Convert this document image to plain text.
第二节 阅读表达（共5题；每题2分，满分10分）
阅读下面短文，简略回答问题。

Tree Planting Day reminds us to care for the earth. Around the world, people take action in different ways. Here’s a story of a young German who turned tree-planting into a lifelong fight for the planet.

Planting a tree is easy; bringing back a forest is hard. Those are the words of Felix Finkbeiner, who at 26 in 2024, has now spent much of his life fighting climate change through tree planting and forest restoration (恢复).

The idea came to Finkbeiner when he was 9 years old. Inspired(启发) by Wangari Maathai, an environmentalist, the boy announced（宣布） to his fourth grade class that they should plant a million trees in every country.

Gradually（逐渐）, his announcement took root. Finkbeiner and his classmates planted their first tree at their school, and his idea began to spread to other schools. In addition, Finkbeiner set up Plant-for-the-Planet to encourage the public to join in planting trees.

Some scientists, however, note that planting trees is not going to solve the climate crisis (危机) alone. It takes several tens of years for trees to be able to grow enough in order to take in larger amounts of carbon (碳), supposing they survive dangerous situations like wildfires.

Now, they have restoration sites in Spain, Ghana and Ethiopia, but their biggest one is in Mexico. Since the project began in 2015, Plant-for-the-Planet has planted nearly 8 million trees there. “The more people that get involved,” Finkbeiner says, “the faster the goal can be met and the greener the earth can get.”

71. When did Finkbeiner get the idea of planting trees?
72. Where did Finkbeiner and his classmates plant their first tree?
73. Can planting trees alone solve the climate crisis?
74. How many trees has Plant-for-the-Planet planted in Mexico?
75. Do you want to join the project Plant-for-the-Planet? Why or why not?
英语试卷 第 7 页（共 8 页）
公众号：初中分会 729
•••••
→ **EXERCISE GOAL**:
Your task is to quote the listing above word for word.

→ **PROBLEM SOLUTION**:
Convert this document image to plain text.
第二节 阅读表达（共5题；每题2分，满分10分）
阅读下面短文，简略回答问题。

Tree Planting Day reminds us to care for the earth. Around the world, people take action in different ways. Here’s a story of a young German who turned tree-planting into a lifelong fight for the planet.

Planting a tree is easy; bringing back a forest is hard. Those are the words of Felix Finkbeiner, who at 26 in 2024, has now spent much of his life fighting climate change through tree planting and forest restoration (恢复).

The idea came to Finkbeiner when he was 9 years old. Inspired(启发) by Wangari Maathai, an environmentalist, the boy announced（宣布） to his fourth grade class that they should plant a million trees in every country.

Gradually（逐渐）, his announcement took root. Finkbeiner and his classmates planted their first tree at their school, and his idea began to spread to other schools. In addition, Finkbeiner set up Plant-for-the-Planet to encourage the public to join in planting trees.

Some scientists, however, note that planting trees is not going to solve the climate crisis (危机) alone. It takes several tens of years for trees to be able to grow enough in order to take in larger amounts of carbon (碳), supposing they survive dangerous situations like wildfires.

Now, they have restoration sites in Spain, Ghana and Ethiopia, but their biggest one is in Mexico. Since the project began in 2015, Plant-for-the-Planet has planted nearly 8 million trees there. “The more people that get involved,” Finkbeiner says, “the faster the goal can be met and the greener the earth can get.”

71. When did Finkbeiner get the idea of planting trees?
72. Where did Finkbeiner and his classmates plant their first tree?
73. Can planting trees alone solve the climate crisis?
74. How many trees has Plant-for-the-Planet planted in Mexico?
75. Do you want to join the project Plant-for-the-Planet? Why or why not?
英语试卷 第 7 页（共 8 页）
公众号：初中分会 729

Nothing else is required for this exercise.